Copy out each line of the material in which the word "detached" appears.

---------- DATASET EXTRACT

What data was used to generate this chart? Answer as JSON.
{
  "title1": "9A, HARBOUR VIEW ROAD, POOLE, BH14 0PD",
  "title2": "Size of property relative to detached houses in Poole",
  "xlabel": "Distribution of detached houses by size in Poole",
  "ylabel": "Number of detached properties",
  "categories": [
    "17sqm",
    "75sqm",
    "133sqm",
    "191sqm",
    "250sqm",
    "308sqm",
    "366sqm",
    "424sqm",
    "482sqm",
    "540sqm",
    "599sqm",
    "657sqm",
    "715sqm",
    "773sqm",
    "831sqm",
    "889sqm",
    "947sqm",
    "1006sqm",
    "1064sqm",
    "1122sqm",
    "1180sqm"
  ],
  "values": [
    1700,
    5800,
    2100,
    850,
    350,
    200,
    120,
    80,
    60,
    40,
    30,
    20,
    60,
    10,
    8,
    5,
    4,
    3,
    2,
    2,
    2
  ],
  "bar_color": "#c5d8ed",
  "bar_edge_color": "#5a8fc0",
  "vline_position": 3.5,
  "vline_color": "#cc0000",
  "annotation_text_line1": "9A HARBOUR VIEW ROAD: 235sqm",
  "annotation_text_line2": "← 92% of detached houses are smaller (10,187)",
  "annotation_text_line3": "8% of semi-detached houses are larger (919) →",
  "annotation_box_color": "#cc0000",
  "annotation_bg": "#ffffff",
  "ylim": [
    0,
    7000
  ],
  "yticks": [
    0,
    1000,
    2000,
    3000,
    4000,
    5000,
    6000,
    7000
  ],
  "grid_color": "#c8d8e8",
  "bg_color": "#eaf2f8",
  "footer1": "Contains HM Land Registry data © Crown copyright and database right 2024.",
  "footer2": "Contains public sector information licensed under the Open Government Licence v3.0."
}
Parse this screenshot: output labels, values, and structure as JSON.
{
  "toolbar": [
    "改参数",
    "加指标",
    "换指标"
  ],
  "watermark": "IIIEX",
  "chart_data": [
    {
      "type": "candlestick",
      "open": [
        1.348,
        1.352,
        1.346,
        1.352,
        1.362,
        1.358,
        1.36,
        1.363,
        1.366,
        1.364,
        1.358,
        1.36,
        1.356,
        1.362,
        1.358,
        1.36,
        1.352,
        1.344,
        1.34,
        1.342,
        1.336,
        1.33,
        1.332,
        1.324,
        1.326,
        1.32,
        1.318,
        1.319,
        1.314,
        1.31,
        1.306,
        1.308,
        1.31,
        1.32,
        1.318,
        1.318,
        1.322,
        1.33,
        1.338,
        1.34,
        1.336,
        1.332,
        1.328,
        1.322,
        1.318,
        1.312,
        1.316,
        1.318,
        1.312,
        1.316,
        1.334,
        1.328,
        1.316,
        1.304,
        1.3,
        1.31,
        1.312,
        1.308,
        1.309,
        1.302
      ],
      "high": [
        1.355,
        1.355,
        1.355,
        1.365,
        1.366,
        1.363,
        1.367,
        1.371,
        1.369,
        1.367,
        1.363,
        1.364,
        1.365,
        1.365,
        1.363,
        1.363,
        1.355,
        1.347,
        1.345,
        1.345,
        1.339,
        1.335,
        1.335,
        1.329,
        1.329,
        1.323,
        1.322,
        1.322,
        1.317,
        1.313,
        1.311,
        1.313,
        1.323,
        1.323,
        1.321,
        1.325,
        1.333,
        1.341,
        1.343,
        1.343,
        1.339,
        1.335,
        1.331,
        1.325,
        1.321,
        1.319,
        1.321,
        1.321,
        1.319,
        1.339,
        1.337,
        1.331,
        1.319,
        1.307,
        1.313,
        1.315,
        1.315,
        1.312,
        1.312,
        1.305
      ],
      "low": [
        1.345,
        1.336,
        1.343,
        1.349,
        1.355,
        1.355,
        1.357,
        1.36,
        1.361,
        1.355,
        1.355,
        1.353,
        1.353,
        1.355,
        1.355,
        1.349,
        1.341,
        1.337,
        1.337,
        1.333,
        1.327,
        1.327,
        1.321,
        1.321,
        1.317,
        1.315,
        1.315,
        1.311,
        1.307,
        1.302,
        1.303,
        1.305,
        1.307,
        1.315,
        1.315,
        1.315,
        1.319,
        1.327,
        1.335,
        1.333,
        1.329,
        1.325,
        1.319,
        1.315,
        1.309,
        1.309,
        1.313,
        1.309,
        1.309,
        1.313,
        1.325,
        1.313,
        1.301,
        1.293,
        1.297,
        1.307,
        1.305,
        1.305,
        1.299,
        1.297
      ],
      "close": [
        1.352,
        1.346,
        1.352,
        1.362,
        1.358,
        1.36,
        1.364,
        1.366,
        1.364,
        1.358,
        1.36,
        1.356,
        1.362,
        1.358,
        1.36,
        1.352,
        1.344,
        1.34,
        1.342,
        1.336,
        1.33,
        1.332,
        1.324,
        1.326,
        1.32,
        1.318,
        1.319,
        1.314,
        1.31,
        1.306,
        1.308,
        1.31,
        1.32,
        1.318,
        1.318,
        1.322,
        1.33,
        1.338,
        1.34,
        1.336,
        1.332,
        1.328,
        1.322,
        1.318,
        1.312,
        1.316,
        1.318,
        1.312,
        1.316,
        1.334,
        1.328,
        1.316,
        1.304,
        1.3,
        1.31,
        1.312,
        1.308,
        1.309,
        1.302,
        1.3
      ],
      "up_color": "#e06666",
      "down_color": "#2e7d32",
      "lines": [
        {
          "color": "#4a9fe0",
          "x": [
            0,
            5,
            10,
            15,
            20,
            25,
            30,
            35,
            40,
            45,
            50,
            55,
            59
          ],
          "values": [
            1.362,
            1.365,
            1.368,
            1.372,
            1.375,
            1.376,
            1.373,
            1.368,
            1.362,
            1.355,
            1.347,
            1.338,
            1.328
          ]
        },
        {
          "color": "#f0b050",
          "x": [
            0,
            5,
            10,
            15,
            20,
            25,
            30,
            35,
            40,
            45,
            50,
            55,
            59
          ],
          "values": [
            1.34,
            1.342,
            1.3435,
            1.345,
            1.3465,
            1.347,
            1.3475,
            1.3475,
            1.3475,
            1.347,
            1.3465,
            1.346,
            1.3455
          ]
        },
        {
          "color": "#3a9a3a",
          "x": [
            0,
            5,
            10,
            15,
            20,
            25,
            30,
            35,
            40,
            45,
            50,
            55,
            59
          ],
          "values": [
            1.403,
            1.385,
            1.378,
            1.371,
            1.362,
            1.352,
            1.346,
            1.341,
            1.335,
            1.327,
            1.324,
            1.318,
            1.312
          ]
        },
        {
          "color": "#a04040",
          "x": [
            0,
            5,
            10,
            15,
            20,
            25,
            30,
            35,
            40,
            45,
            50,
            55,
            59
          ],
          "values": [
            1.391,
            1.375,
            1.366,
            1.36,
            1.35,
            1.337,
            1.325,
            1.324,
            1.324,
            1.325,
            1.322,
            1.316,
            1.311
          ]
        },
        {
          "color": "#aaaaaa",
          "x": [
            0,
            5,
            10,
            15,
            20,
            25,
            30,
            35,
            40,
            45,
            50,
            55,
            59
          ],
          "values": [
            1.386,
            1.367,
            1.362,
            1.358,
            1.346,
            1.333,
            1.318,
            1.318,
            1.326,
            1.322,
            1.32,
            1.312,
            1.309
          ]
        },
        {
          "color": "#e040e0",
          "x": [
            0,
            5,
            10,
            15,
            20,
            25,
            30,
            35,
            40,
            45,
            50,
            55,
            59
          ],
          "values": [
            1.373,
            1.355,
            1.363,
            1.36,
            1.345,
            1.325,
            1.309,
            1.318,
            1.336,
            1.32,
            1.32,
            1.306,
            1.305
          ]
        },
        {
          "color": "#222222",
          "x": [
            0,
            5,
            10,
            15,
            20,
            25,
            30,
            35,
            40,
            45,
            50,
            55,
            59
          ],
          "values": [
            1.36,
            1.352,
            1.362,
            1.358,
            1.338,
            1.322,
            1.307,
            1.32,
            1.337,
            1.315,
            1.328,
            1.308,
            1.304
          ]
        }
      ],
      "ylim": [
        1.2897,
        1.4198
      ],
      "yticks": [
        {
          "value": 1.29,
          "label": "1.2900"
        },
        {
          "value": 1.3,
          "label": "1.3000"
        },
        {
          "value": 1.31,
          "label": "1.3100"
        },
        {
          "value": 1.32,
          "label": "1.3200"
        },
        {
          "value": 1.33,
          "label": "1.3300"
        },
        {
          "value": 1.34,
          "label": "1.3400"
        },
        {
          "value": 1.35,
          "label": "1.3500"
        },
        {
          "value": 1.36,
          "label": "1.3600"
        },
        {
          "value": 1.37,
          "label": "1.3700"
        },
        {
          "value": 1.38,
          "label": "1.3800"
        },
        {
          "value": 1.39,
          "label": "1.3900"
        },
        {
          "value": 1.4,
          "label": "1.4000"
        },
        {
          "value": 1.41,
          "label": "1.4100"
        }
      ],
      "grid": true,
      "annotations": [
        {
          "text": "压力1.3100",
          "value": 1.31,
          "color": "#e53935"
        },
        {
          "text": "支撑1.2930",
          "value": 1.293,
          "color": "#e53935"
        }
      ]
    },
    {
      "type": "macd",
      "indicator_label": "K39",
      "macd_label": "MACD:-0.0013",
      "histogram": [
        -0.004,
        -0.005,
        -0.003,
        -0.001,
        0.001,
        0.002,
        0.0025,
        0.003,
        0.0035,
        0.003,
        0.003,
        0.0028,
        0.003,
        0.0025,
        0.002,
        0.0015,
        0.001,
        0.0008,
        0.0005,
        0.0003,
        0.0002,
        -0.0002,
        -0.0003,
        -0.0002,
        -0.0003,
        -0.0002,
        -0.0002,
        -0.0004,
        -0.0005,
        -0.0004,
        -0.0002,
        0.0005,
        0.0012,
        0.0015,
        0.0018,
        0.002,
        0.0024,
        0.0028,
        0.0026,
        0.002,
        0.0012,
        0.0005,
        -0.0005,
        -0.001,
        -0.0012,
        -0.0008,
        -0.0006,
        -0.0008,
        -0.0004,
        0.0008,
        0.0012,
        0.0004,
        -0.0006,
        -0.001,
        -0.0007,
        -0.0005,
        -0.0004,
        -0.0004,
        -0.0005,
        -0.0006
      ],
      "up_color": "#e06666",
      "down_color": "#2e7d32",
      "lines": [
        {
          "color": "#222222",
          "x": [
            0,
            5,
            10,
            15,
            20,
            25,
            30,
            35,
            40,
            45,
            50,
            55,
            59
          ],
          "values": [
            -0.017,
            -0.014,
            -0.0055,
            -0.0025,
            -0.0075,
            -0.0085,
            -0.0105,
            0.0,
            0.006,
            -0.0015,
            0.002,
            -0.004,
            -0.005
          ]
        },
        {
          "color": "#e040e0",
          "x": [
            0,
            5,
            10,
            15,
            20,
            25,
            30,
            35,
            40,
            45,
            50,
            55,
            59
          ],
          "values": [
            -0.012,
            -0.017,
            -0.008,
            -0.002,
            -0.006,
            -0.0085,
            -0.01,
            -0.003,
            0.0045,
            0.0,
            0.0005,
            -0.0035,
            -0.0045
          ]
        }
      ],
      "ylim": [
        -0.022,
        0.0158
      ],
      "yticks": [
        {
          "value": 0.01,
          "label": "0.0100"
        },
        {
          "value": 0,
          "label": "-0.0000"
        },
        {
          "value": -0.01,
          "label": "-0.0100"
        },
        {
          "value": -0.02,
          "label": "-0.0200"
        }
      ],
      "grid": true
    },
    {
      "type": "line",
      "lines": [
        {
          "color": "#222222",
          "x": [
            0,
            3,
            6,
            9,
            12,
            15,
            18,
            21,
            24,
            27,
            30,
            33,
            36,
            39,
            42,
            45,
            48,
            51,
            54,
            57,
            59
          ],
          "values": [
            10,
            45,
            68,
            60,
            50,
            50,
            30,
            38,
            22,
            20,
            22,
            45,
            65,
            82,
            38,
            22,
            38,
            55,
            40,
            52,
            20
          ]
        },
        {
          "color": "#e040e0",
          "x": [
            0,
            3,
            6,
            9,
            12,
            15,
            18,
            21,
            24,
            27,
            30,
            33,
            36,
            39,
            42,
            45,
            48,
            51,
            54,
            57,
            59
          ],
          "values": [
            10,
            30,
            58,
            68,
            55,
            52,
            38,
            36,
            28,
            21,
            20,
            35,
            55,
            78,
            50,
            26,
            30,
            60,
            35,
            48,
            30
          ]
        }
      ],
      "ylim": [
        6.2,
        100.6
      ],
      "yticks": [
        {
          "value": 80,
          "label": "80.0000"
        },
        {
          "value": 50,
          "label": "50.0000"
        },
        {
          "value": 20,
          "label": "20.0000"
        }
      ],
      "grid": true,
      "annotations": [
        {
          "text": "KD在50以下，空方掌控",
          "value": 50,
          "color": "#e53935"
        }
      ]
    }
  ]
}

--------------------

ANSWER ::
  "title2": "Size of property relative to detached houses in Poole",
  "xlabel": "Distribution of detached houses by size in Poole",
  "ylabel": "Number of detached properties",
  "annotation_text_line2": "← 92% of detached houses are smaller (10,187)",
  "annotation_text_line3": "8% of semi-detached houses are larger (919) →",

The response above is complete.